Problem
Below is a block of records. Copy every line in it that contains the word "каждого".

Provided records

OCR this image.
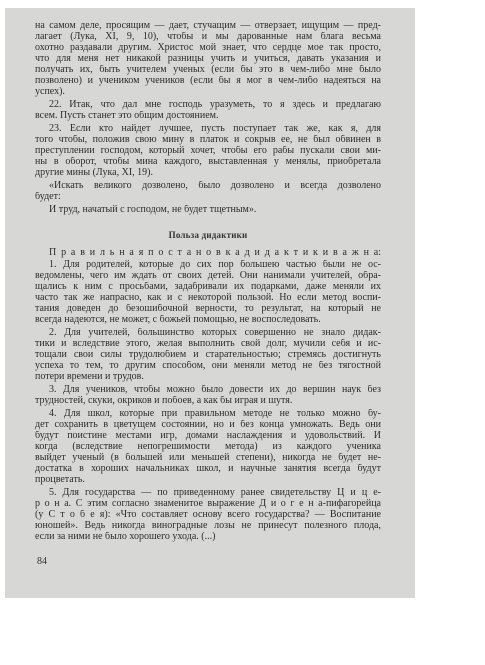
на самом деле, просящим — дает, стучащим — отверзает, ищущим — пред-
лагает (Лука, XI, 9, 10), чтобы и мы дарованные нам блага весьма
охотно раздавали другим. Христос мой знает, что сердце мое так просто,
что для меня нет никакой разницы учить и учиться, давать указания и
получать их, быть учителем ученых (если бы это в чем-либо мне было
позволено) и учеником учеников (если бы я мог в чем-либо надеяться на
успех).
22. Итак, что дал мне господь уразуметь, то я здесь и предлагаю
всем. Пусть станет это общим достоянием.
23. Если кто найдет лучшее, пусть поступает так же, как я, для
того чтобы, положив свою мину в платок и сокрыв ее, не был обвинен в
преступлении господом, который хочет, чтобы его рабы пускали свои ми-
ны в оборот, чтобы мина каждого, выставленная у менялы, приобретала
другие мины (Лука, XI, 19).
«Искать великого дозволено, было дозволено и всегда дозволено
будет:
И труд, начатый с господом, не будет тщетным».
Польза дидактики
П р а в и л ь н а я п о с т а н о в к а д и д а к т и к и в а ж н а:
1. Для родителей, которые до сих пор большею частью были не ос-
ведомлены, чего им ждать от своих детей. Они нанимали учителей, обра-
щались к ним с просьбами, задабривали их подарками, даже меняли их
часто так же напрасно, как и с некоторой пользой. Но если метод воспи-
тания доведен до безошибочной верности, то результат, на который не
всегда надеются, не может, с божьей помощью, не воспоследовать.
2. Для учителей, большинство которых совершенно не знало дидак-
тики и вследствие этого, желая выполнить свой долг, мучили себя и ис-
тощали свои силы трудолюбием и старательностью; стремясь достигнуть
успеха то тем, то другим способом, они меняли метод не без тягостной
потери времени и трудов.
3. Для учеников, чтобы можно было довести их до вершин наук без
трудностей, скуки, окриков и побоев, а как бы играя и шутя.
4. Для школ, которые при правильном методе не только можно бу-
дет сохранить в цветущем состоянии, но и без конца умножать. Ведь они
будут поистине местами игр, домами наслаждения и удовольствий. И
когда (вследствие непогрешимости метода) из каждого ученика
выйдет ученый (в большей или меньшей степени), никогда не будет не-
достатка в хороших начальниках школ, и научные занятия всегда будут
процветать.
5. Для государства — по приведенному ранее свидетельству Ц и ц е-
р о н а. С этим согласно знаменитое выражение Д и о г е н а-пифагорейца
(у С т о б е я): «Что составляет основу всего государства? — Воспитание
юношей». Ведь никогда виноградные лозы не принесут полезного плода,
если за ними не было хорошего ухода. (...)
84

Result for this task
ны в оборот, чтобы мина каждого, выставленная у менялы, приобретала
когда (вследствие непогрешимости метода) из каждого ученика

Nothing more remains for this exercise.